## [WHAT THIS TASK INVOLVES]
In the data below, locate each line with the word "following" and list it.
══════════════════════════════
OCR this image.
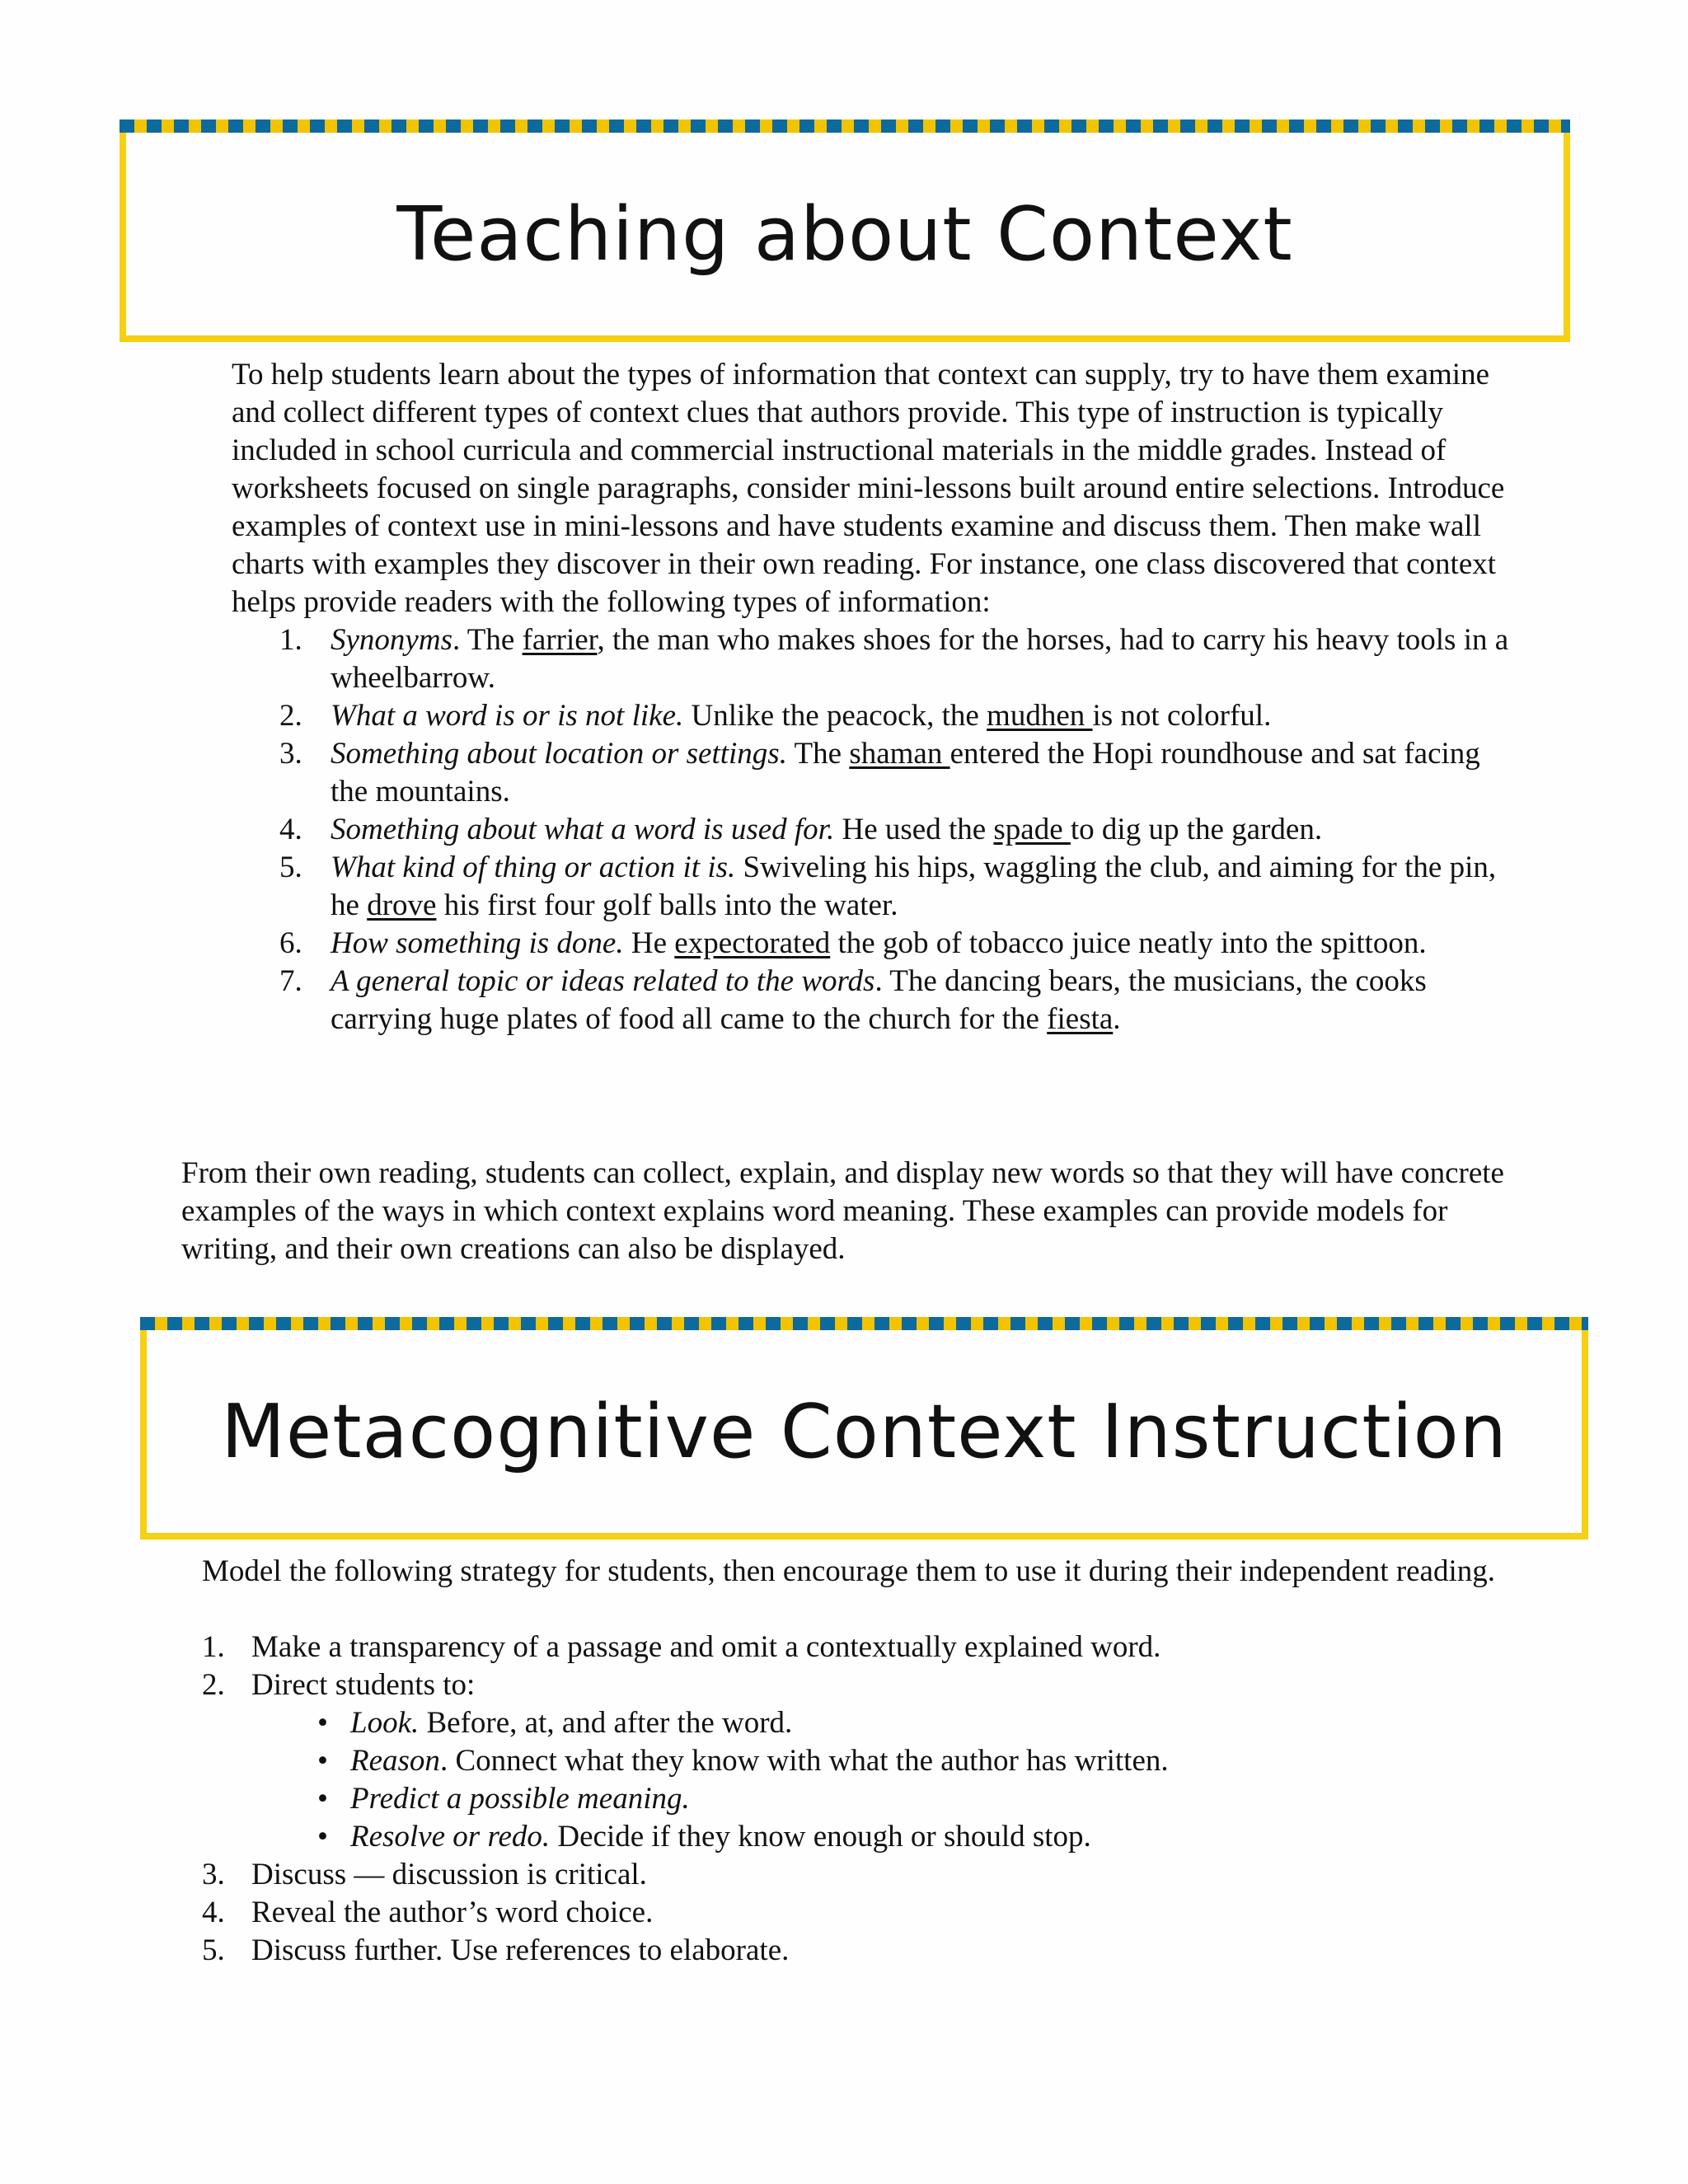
Teaching about Context

To help students learn about the types of information that context can supply, try to have them examine and collect different types of context clues that authors provide. This type of instruction is typically included in school curricula and commercial instructional materials in the middle grades. Instead of worksheets focused on single paragraphs, consider mini-lessons built around entire selections. Introduce examples of context use in mini-lessons and have students examine and discuss them. Then make wall charts with examples they discover in their own reading. For instance, one class discovered that context helps provide readers with the following types of information:

1. Synonyms. The farrier, the man who makes shoes for the horses, had to carry his heavy tools in a wheelbarrow.
2. What a word is or is not like. Unlike the peacock, the mudhen is not colorful.
3. Something about location or settings. The shaman entered the Hopi roundhouse and sat facing the mountains.
4. Something about what a word is used for. He used the spade to dig up the garden.
5. What kind of thing or action it is. Swiveling his hips, waggling the club, and aiming for the pin, he drove his first four golf balls into the water.
6. How something is done. He expectorated the gob of tobacco juice neatly into the spittoon.
7. A general topic or ideas related to the words. The dancing bears, the musicians, the cooks carrying huge plates of food all came to the church for the fiesta.

From their own reading, students can collect, explain, and display new words so that they will have concrete examples of the ways in which context explains word meaning. These examples can provide models for writing, and their own creations can also be displayed.

Metacognitive Context Instruction

Model the following strategy for students, then encourage them to use it during their independent reading.

1. Make a transparency of a passage and omit a contextually explained word.
2. Direct students to:
• Look. Before, at, and after the word.
• Reason. Connect what they know with what the author has written.
• Predict a possible meaning.
• Resolve or redo. Decide if they know enough or should stop.
3. Discuss — discussion is critical.
4. Reveal the author’s word choice.
5. Discuss further. Use references to elaborate.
══════════════════════════════
## [WRITTEN RESPONSE]
To help students learn about the types of information that context can supply, try to have them examine and collect different types of context clues that authors provide. This type of instruction is typically included in school curricula and commercial instructional materials in the middle grades. Instead of worksheets focused on single paragraphs, consider mini-lessons built around entire selections. Introduce examples of context use in mini-lessons and have students examine and discuss them. Then make wall charts with examples they discover in their own reading. For instance, one class discovered that context helps provide readers with the following types of information:
Model the following strategy for students, then encourage them to use it during their independent reading.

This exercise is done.